> **Directive**:
Copy out every record precisely.

[Entries from a dataset]
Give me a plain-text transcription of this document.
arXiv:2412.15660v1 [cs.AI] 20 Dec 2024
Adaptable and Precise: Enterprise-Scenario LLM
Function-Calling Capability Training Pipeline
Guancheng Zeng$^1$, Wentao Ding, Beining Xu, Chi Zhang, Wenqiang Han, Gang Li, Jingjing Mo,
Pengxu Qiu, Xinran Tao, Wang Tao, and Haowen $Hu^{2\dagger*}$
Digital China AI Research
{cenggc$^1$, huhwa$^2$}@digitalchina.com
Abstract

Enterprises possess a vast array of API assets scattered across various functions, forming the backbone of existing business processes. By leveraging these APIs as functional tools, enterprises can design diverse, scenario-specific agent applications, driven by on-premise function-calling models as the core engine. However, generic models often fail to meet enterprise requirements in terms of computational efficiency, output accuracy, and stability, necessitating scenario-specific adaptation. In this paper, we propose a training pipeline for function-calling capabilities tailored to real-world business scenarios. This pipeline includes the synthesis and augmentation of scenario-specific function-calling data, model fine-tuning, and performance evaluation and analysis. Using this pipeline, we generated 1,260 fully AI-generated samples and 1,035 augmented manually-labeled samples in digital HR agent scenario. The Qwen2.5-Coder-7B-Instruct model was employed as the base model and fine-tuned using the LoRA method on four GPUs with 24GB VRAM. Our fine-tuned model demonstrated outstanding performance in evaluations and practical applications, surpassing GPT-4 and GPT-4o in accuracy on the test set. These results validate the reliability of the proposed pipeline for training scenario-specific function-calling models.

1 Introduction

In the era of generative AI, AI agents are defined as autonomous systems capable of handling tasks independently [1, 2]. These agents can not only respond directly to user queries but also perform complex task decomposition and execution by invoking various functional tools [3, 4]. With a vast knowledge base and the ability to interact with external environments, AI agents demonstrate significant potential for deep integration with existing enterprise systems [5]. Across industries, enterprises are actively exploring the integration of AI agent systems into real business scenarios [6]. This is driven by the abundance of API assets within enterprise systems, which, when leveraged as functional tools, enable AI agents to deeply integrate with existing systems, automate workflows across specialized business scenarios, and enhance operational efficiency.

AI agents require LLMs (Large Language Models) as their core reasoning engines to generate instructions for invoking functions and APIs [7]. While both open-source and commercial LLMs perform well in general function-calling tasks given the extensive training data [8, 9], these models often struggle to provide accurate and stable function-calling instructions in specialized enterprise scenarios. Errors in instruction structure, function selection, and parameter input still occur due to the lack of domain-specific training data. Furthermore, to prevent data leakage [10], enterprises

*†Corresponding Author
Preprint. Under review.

> **Output below**:
Give me a plain-text transcription of this document.
arXiv:2412.15660v1 [cs.AI] 20 Dec 2024
Adaptable and Precise: Enterprise-Scenario LLM
Function-Calling Capability Training Pipeline
Guancheng Zeng$^1$, Wentao Ding, Beining Xu, Chi Zhang, Wenqiang Han, Gang Li, Jingjing Mo,
Pengxu Qiu, Xinran Tao, Wang Tao, and Haowen $Hu^{2\dagger*}$
Digital China AI Research
{cenggc$^1$, huhwa$^2$}@digitalchina.com
Abstract

Enterprises possess a vast array of API assets scattered across various functions, forming the backbone of existing business processes. By leveraging these APIs as functional tools, enterprises can design diverse, scenario-specific agent applications, driven by on-premise function-calling models as the core engine. However, generic models often fail to meet enterprise requirements in terms of computational efficiency, output accuracy, and stability, necessitating scenario-specific adaptation. In this paper, we propose a training pipeline for function-calling capabilities tailored to real-world business scenarios. This pipeline includes the synthesis and augmentation of scenario-specific function-calling data, model fine-tuning, and performance evaluation and analysis. Using this pipeline, we generated 1,260 fully AI-generated samples and 1,035 augmented manually-labeled samples in digital HR agent scenario. The Qwen2.5-Coder-7B-Instruct model was employed as the base model and fine-tuned using the LoRA method on four GPUs with 24GB VRAM. Our fine-tuned model demonstrated outstanding performance in evaluations and practical applications, surpassing GPT-4 and GPT-4o in accuracy on the test set. These results validate the reliability of the proposed pipeline for training scenario-specific function-calling models.

1 Introduction

In the era of generative AI, AI agents are defined as autonomous systems capable of handling tasks independently [1, 2]. These agents can not only respond directly to user queries but also perform complex task decomposition and execution by invoking various functional tools [3, 4]. With a vast knowledge base and the ability to interact with external environments, AI agents demonstrate significant potential for deep integration with existing enterprise systems [5]. Across industries, enterprises are actively exploring the integration of AI agent systems into real business scenarios [6]. This is driven by the abundance of API assets within enterprise systems, which, when leveraged as functional tools, enable AI agents to deeply integrate with existing systems, automate workflows across specialized business scenarios, and enhance operational efficiency.

AI agents require LLMs (Large Language Models) as their core reasoning engines to generate instructions for invoking functions and APIs [7]. While both open-source and commercial LLMs perform well in general function-calling tasks given the extensive training data [8, 9], these models often struggle to provide accurate and stable function-calling instructions in specialized enterprise scenarios. Errors in instruction structure, function selection, and parameter input still occur due to the lack of domain-specific training data. Furthermore, to prevent data leakage [10], enterprises

*†Corresponding Author
Preprint. Under review.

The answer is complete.